RAW RECORDS:
——

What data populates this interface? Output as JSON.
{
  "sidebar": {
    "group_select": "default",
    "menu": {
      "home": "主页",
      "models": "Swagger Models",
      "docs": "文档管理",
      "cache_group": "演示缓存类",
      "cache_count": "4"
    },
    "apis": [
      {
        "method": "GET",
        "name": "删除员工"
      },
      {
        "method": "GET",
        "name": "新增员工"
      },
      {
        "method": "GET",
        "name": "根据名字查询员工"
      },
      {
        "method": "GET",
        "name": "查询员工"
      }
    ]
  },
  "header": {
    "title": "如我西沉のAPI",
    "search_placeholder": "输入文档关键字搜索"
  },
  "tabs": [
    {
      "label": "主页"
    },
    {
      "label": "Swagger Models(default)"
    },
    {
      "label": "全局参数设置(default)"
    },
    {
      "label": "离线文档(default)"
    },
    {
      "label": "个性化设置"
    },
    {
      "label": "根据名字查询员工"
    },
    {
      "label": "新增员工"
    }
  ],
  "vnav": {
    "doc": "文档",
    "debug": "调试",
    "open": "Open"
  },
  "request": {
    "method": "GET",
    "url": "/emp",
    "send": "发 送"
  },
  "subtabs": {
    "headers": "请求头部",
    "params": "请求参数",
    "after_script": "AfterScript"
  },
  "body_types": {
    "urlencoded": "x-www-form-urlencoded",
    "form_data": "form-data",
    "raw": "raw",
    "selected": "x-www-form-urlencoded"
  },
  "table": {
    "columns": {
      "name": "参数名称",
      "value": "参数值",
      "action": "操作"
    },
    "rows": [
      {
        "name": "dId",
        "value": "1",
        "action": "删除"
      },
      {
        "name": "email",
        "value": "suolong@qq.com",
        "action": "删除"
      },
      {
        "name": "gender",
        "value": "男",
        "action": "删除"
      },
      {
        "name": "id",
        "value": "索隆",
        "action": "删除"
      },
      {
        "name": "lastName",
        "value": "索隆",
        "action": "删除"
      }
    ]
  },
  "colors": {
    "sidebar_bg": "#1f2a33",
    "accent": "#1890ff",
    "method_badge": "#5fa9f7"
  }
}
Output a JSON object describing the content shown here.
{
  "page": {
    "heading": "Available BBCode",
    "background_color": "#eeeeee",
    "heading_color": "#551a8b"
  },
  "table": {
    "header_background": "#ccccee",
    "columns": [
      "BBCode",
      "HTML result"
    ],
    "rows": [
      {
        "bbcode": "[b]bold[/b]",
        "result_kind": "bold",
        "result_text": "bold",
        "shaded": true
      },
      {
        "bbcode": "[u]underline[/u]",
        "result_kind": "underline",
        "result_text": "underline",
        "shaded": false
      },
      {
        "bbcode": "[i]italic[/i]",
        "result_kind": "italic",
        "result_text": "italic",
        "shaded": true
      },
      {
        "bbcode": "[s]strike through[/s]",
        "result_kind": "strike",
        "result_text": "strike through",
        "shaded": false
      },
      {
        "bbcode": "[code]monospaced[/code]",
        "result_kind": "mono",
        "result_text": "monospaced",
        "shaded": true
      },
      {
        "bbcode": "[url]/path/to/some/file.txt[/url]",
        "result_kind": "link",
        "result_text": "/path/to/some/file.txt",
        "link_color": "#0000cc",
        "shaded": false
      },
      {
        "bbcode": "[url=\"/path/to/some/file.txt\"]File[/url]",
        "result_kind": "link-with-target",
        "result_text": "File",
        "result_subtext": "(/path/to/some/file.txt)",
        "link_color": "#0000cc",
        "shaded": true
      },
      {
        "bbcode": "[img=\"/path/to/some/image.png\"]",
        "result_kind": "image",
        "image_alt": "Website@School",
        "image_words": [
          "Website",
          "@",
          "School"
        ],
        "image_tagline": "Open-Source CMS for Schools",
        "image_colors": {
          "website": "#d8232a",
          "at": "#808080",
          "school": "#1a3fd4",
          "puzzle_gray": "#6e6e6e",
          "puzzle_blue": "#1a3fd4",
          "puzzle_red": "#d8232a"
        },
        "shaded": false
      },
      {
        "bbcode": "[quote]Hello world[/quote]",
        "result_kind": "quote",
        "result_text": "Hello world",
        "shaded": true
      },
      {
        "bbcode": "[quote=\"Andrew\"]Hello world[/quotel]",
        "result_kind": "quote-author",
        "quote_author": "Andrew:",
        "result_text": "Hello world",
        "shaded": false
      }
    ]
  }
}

——

WHAT TO WORK ON:
Copy every line that includes the string "underline" from the material above.

TASK RESULT:
        "bbcode": "[u]underline[/u]",
        "result_kind": "underline",
        "result_text": "underline",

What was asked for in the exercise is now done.